#### [What the task requires]
Where a line in the listing contains the string "years", copy that line out.

#### [Input material]
▽

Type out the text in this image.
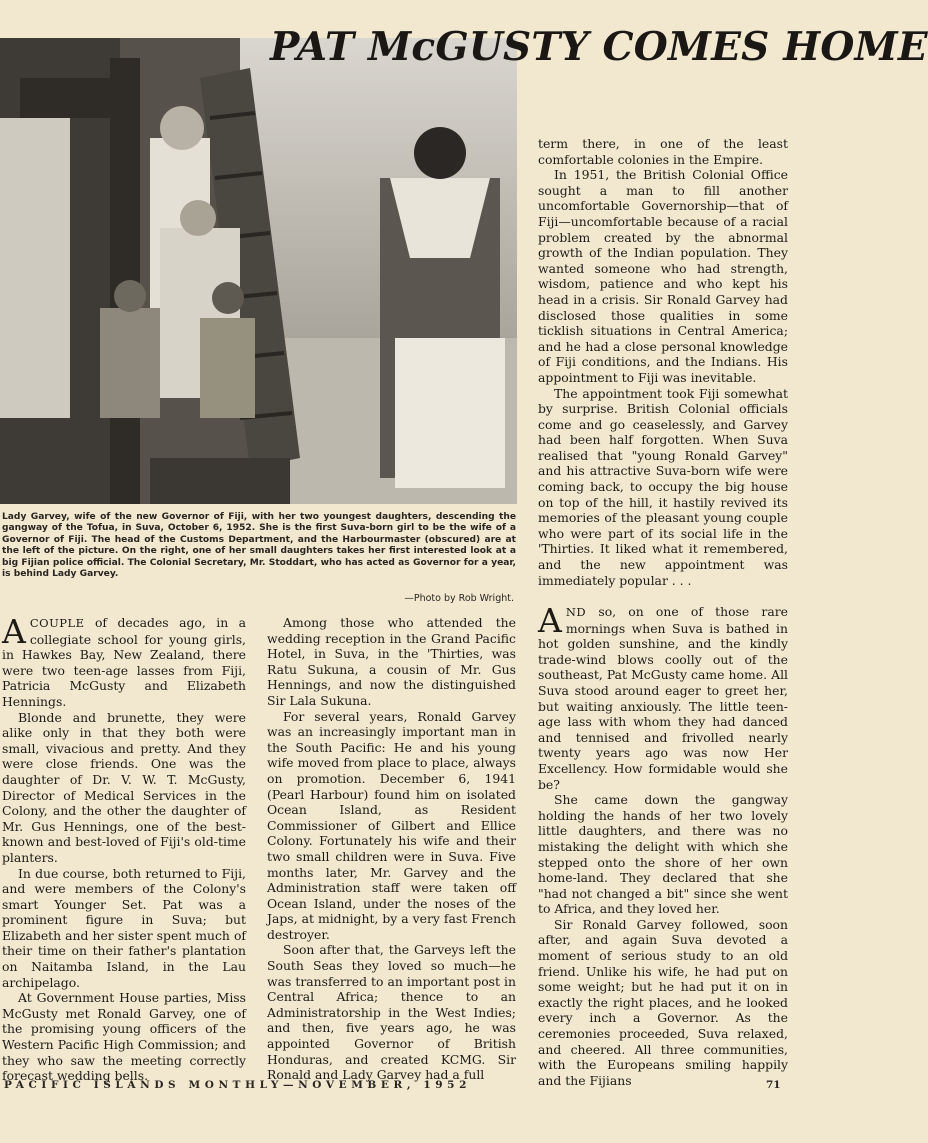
PAT McGUSTY COMES HOME
Lady Garvey, wife of the new Governor of Fiji, with her two youngest daughters, descending the gangway of the Tofua, in Suva, October 6, 1952. She is the first Suva-born girl to be the wife of a Governor of Fiji. The head of the Customs Department, and the Harbourmaster (obscured) are at the left of the picture. On the right, one of her small daughters takes her first interested look at a big Fijian police official. The Colonial Secretary, Mr. Stoddart, who has acted as Governor for a year, is behind Lady Garvey.
—Photo by Rob Wright.

ACOUPLE of decades ago, in a collegiate school for young girls, in Hawkes Bay, New Zealand, there were two teen-age lasses from Fiji, Patricia McGusty and Elizabeth Hennings.

Blonde and brunette, they were alike only in that they both were small, vivacious and pretty. And they were close friends. One was the daughter of Dr. V. W. T. McGusty, Director of Medical Services in the Colony, and the other the daughter of Mr. Gus Hennings, one of the best-known and best-loved of Fiji's old-time planters.

In due course, both returned to Fiji, and were members of the Colony's smart Younger Set. Pat was a prominent figure in Suva; but Elizabeth and her sister spent much of their time on their father's plantation on Naitamba Island, in the Lau archipelago.

At Government House parties, Miss McGusty met Ronald Garvey, one of the promising young officers of the Western Pacific High Commission; and they who saw the meeting correctly forecast wedding bells.

Among those who attended the wedding reception in the Grand Pacific Hotel, in Suva, in the 'Thirties, was Ratu Sukuna, a cousin of Mr. Gus Hennings, and now the distinguished Sir Lala Sukuna.

For several years, Ronald Garvey was an increasingly important man in the South Pacific: He and his young wife moved from place to place, always on promotion. December 6, 1941 (Pearl Harbour) found him on isolated Ocean Island, as Resident Commissioner of Gilbert and Ellice Colony. Fortunately his wife and their two small children were in Suva. Five months later, Mr. Garvey and the Administration staff were taken off Ocean Island, under the noses of the Japs, at midnight, by a very fast French destroyer.

Soon after that, the Garveys left the South Seas they loved so much—he was transferred to an important post in Central Africa; thence to an Administratorship in the West Indies; and then, five years ago, he was appointed Governor of British Honduras, and created KCMG. Sir Ronald and Lady Garvey had a full

term there, in one of the least comfortable colonies in the Empire.

In 1951, the British Colonial Office sought a man to fill another uncomfortable Governorship—that of Fiji—uncomfortable because of a racial problem created by the abnormal growth of the Indian population. They wanted someone who had strength, wisdom, patience and who kept his head in a crisis. Sir Ronald Garvey had disclosed those qualities in some ticklish situations in Central America; and he had a close personal knowledge of Fiji conditions, and the Indians. His appointment to Fiji was inevitable.

The appointment took Fiji somewhat by surprise. British Colonial officials come and go ceaselessly, and Garvey had been half forgotten. When Suva realised that "young Ronald Garvey" and his attractive Suva-born wife were coming back, to occupy the big house on top of the hill, it hastily revived its memories of the pleasant young couple who were part of its social life in the 'Thirties. It liked what it remembered, and the new appointment was immediately popular . . .

AND so, on one of those rare mornings when Suva is bathed in hot golden sunshine, and the kindly trade-wind blows coolly out of the southeast, Pat McGusty came home. All Suva stood around eager to greet her, but waiting anxiously. The little teen-age lass with whom they had danced and tennised and frivolled nearly twenty years ago was now Her Excellency. How formidable would she be?

She came down the gangway holding the hands of her two lovely little daughters, and there was no mistaking the delight with which she stepped onto the shore of her own home-land. They declared that she "had not changed a bit" since she went to Africa, and they loved her.

Sir Ronald Garvey followed, soon after, and again Suva devoted a moment of serious study to an old friend. Unlike his wife, he had put on some weight; but he had put it on in exactly the right places, and he looked every inch a Governor. As the ceremonies proceeded, Suva relaxed, and cheered. All three communities, with the Europeans smiling happily and the Fijians

PACIFIC ISLANDS MONTHLY—NOVEMBER, 1952	71
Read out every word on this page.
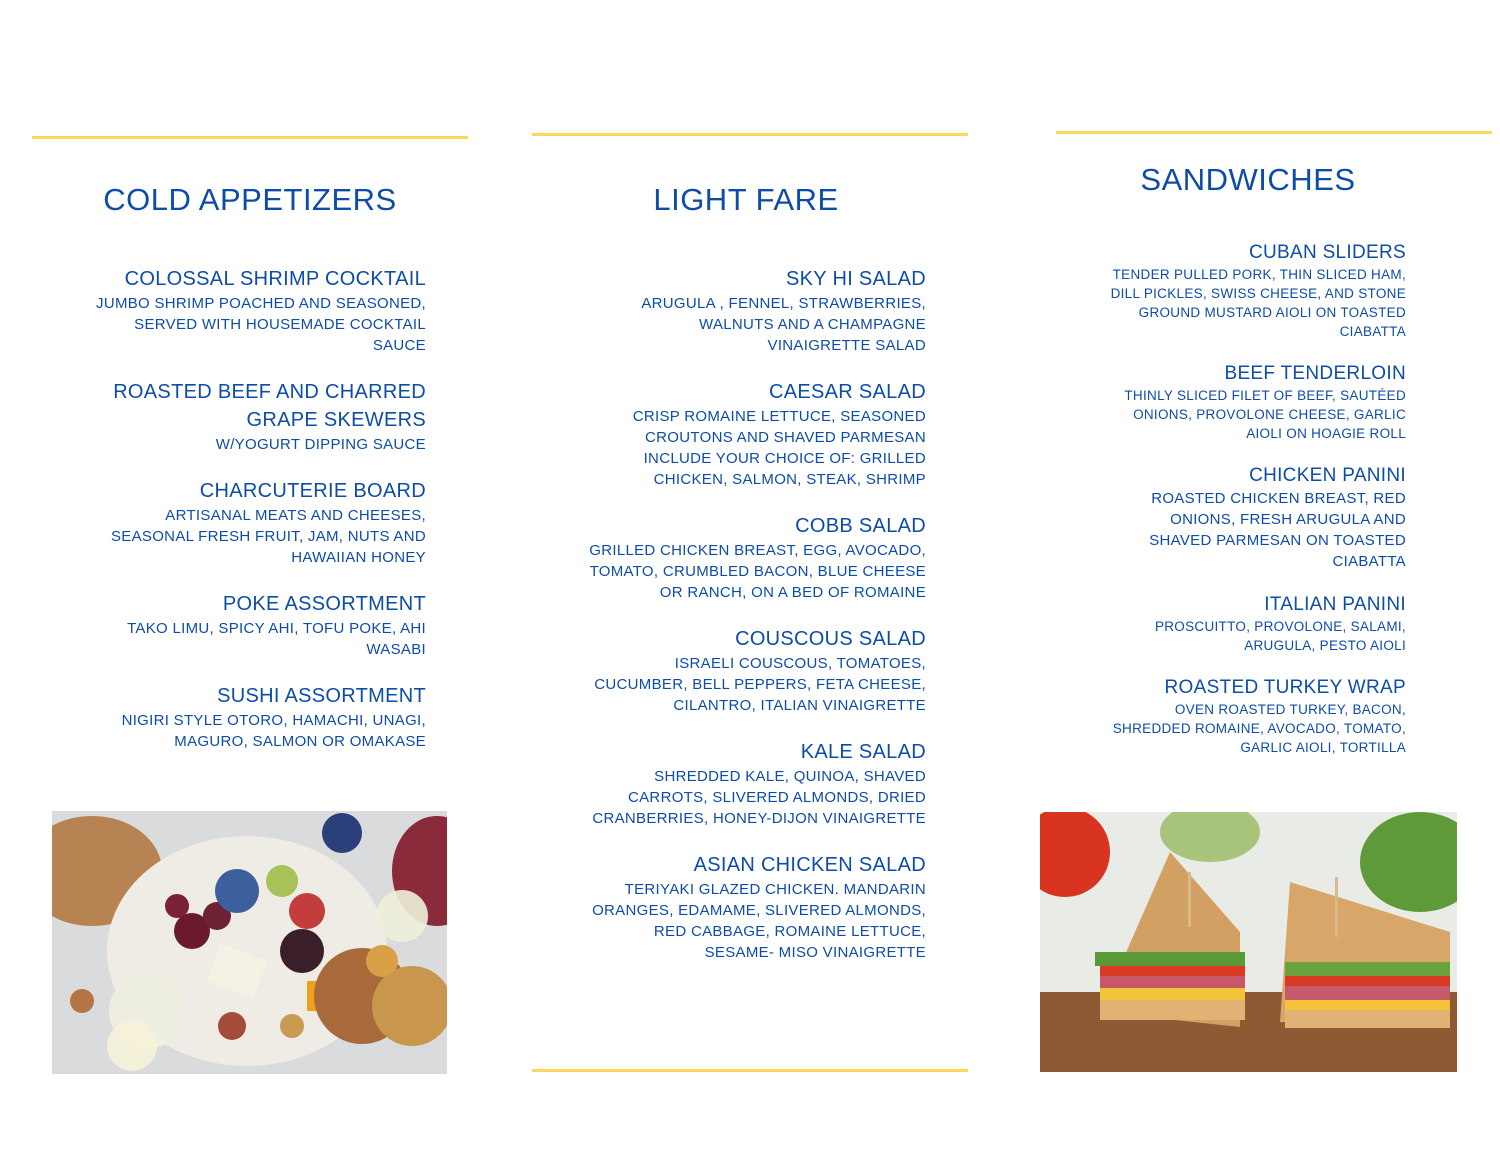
COLD APPETIZERS
COLOSSAL SHRIMP COCKTAIL
JUMBO SHRIMP POACHED AND SEASONED,
SERVED WITH HOUSEMADE COCKTAIL
SAUCE
ROASTED BEEF AND CHARRED
GRAPE SKEWERS
W/YOGURT DIPPING SAUCE
CHARCUTERIE BOARD
ARTISANAL MEATS AND CHEESES,
SEASONAL FRESH FRUIT, JAM, NUTS AND
HAWAIIAN HONEY
POKE ASSORTMENT
TAKO LIMU, SPICY AHI, TOFU POKE, AHI
WASABI
SUSHI ASSORTMENT
NIGIRI STYLE OTORO, HAMACHI, UNAGI,
MAGURO, SALMON OR OMAKASE
LIGHT FARE
SKY HI SALAD
ARUGULA , FENNEL, STRAWBERRIES,
WALNUTS AND A CHAMPAGNE
VINAIGRETTE SALAD
CAESAR SALAD
CRISP ROMAINE LETTUCE, SEASONED
CROUTONS AND SHAVED PARMESAN
INCLUDE YOUR CHOICE OF: GRILLED
CHICKEN, SALMON, STEAK, SHRIMP
COBB SALAD
GRILLED CHICKEN BREAST, EGG, AVOCADO,
TOMATO, CRUMBLED BACON, BLUE CHEESE
OR RANCH, ON A BED OF ROMAINE
COUSCOUS SALAD
ISRAELI COUSCOUS, TOMATOES,
CUCUMBER, BELL PEPPERS, FETA CHEESE,
CILANTRO, ITALIAN VINAIGRETTE
KALE SALAD
SHREDDED KALE, QUINOA, SHAVED
CARROTS, SLIVERED ALMONDS, DRIED
CRANBERRIES, HONEY-DIJON VINAIGRETTE
ASIAN CHICKEN SALAD
TERIYAKI GLAZED CHICKEN. MANDARIN
ORANGES, EDAMAME, SLIVERED ALMONDS,
RED CABBAGE, ROMAINE LETTUCE,
SESAME- MISO VINAIGRETTE
SANDWICHES
CUBAN SLIDERS
TENDER PULLED PORK, THIN SLICED HAM,
DILL PICKLES, SWISS CHEESE, AND STONE
GROUND MUSTARD AIOLI ON TOASTED
CIABATTA
BEEF TENDERLOIN
THINLY SLICED FILET OF BEEF, SAUTÉED
ONIONS, PROVOLONE CHEESE, GARLIC
AIOLI ON HOAGIE ROLL
CHICKEN PANINI
ROASTED CHICKEN BREAST, RED
ONIONS, FRESH ARUGULA AND
SHAVED PARMESAN ON TOASTED
CIABATTA
ITALIAN PANINI
PROSCUITTO, PROVOLONE, SALAMI,
ARUGULA, PESTO AIOLI
ROASTED TURKEY WRAP
OVEN ROASTED TURKEY, BACON,
SHREDDED ROMAINE, AVOCADO, TOMATO,
GARLIC AIOLI, TORTILLA
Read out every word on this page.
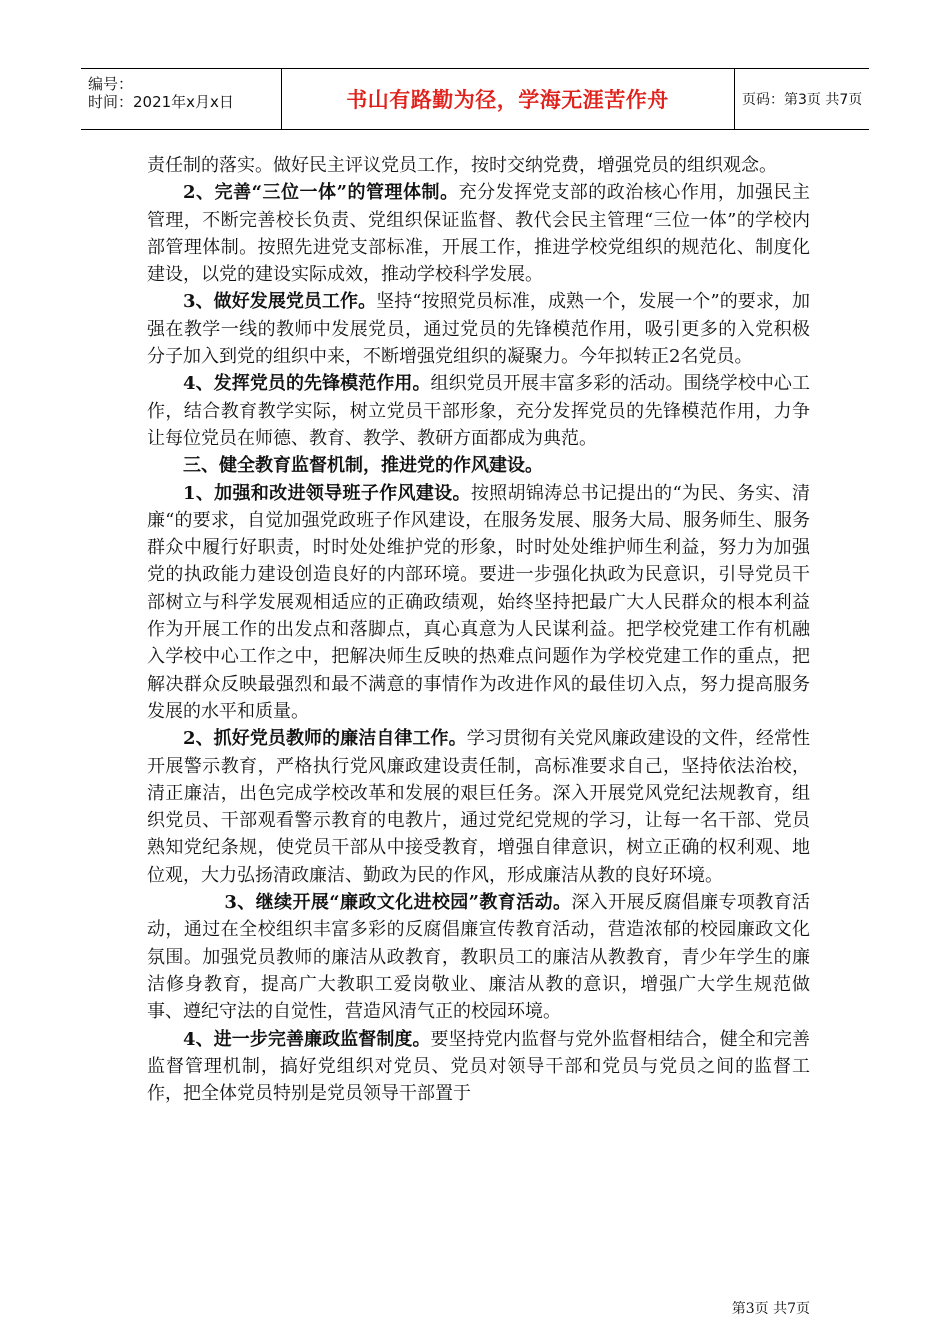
编号：
时间：2021年x月x日	书山有路勤为径，学海无涯苦作舟	页码：第3页 共7页

责任制的落实。做好民主评议党员工作，按时交纳党费，增强党员的组织观念。

2、完善“三位一体”的管理体制。充分发挥党支部的政治核心作用，加强民主管理，不断完善校长负责、党组织保证监督、教代会民主管理“三位一体”的学校内部管理体制。按照先进党支部标准，开展工作，推进学校党组织的规范化、制度化建设，以党的建设实际成效，推动学校科学发展。

3、做好发展党员工作。坚持“按照党员标准，成熟一个，发展一个”的要求，加强在教学一线的教师中发展党员，通过党员的先锋模范作用，吸引更多的入党积极分子加入到党的组织中来，不断增强党组织的凝聚力。今年拟转正2名党员。

4、发挥党员的先锋模范作用。组织党员开展丰富多彩的活动。围绕学校中心工作，结合教育教学实际，树立党员干部形象，充分发挥党员的先锋模范作用，力争让每位党员在师德、教育、教学、教研方面都成为典范。

三、健全教育监督机制，推进党的作风建设。

1、加强和改进领导班子作风建设。按照胡锦涛总书记提出的“为民、务实、清廉“的要求，自觉加强党政班子作风建设，在服务发展、服务大局、服务师生、服务群众中履行好职责，时时处处维护党的形象，时时处处维护师生利益，努力为加强党的执政能力建设创造良好的内部环境。要进一步强化执政为民意识，引导党员干部树立与科学发展观相适应的正确政绩观，始终坚持把最广大人民群众的根本利益作为开展工作的出发点和落脚点，真心真意为人民谋利益。把学校党建工作有机融入学校中心工作之中，把解决师生反映的热难点问题作为学校党建工作的重点，把解决群众反映最强烈和最不满意的事情作为改进作风的最佳切入点，努力提高服务发展的水平和质量。

2、抓好党员教师的廉洁自律工作。学习贯彻有关党风廉政建设的文件，经常性开展警示教育，严格执行党风廉政建设责任制，高标准要求自己，坚持依法治校，清正廉洁，出色完成学校改革和发展的艰巨任务。深入开展党风党纪法规教育，组织党员、干部观看警示教育的电教片，通过党纪党规的学习，让每一名干部、党员熟知党纪条规，使党员干部从中接受教育，增强自律意识，树立正确的权利观、地位观，大力弘扬清政廉洁、勤政为民的作风，形成廉洁从教的良好环境。

3、继续开展“廉政文化进校园”教育活动。深入开展反腐倡廉专项教育活动，通过在全校组织丰富多彩的反腐倡廉宣传教育活动，营造浓郁的校园廉政文化氛围。加强党员教师的廉洁从政教育，教职员工的廉洁从教教育，青少年学生的廉洁修身教育，提高广大教职工爱岗敬业、廉洁从教的意识，增强广大学生规范做事、遵纪守法的自觉性，营造风清气正的校园环境。

4、进一步完善廉政监督制度。要坚持党内监督与党外监督相结合，健全和完善监督管理机制，搞好党组织对党员、党员对领导干部和党员与党员之间的监督工作，把全体党员特别是党员领导干部置于

第3页 共7页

△

#### [Response for this exercise]
For several years, Ronald Garvey was an increasingly important man in the South Pacific: He and his young wife moved from place to place, always on promotion. December 6, 1941 (Pearl Harbour) found him on isolated Ocean Island, as Resident Commissioner of Gilbert and Ellice Colony. Fortunately his wife and their two small children were in Suva. Five months later, Mr. Garvey and the Administration staff were taken off Ocean Island, under the noses of the Japs, at midnight, by a very fast French destroyer.
Soon after that, the Garveys left the South Seas they loved so much—he was transferred to an important post in Central Africa; thence to an Administratorship in the West Indies; and then, five years ago, he was appointed Governor of British Honduras, and created KCMG. Sir Ronald and Lady Garvey had a full
AND so, on one of those rare mornings when Suva is bathed in hot golden sunshine, and the kindly trade-wind blows coolly out of the southeast, Pat McGusty came home. All Suva stood around eager to greet her, but waiting anxiously. The little teen-age lass with whom they had danced and tennised and frivolled nearly twenty years ago was now Her Excellency. How formidable would she be?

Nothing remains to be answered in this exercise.